### Exercise
Gather up all lines that carry the word "name".

— START Data provided —

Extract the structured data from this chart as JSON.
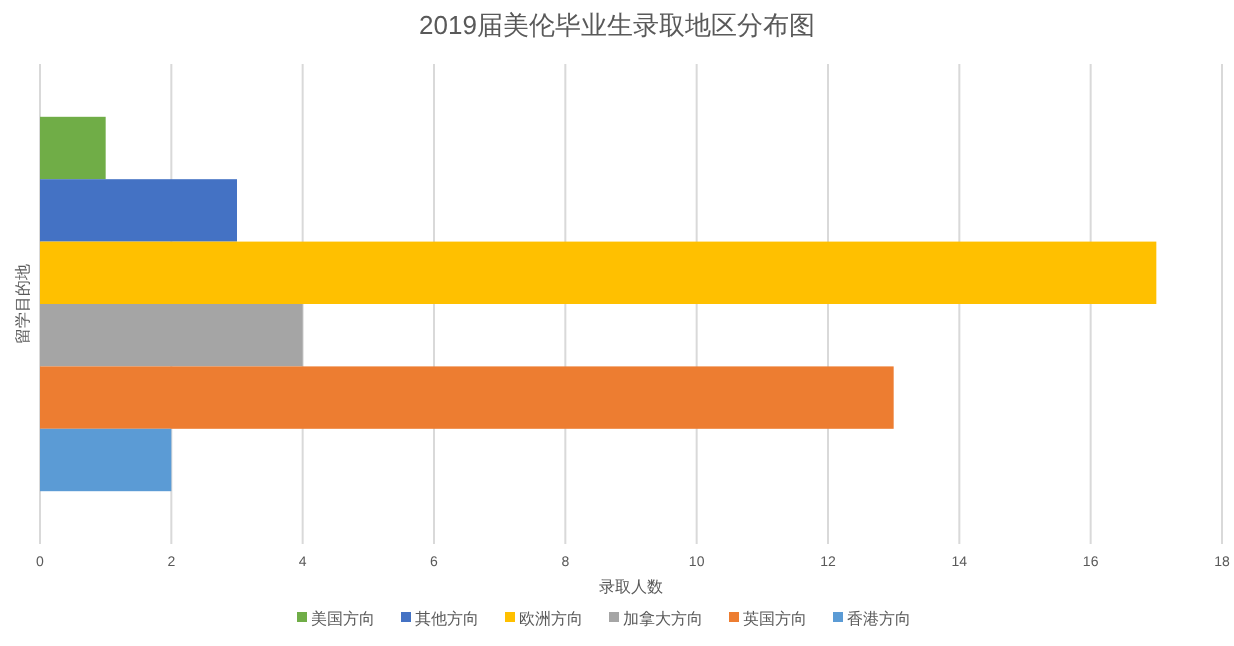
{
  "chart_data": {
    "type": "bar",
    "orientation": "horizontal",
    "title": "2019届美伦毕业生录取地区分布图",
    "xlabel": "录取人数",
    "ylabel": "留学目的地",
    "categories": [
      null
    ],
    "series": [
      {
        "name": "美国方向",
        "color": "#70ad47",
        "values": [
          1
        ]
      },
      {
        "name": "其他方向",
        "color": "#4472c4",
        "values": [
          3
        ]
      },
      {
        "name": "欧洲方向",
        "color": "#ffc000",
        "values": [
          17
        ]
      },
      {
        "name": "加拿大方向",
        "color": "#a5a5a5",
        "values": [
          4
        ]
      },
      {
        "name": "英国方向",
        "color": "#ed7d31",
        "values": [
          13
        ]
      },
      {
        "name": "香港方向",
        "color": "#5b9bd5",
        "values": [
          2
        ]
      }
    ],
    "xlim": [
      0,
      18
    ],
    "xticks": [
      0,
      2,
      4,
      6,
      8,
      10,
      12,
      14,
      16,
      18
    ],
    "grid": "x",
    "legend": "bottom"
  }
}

— END Data provided —

### Result below
        "name": "美国方向",
        "name": "其他方向",
        "name": "欧洲方向",
        "name": "加拿大方向",
        "name": "英国方向",
        "name": "香港方向",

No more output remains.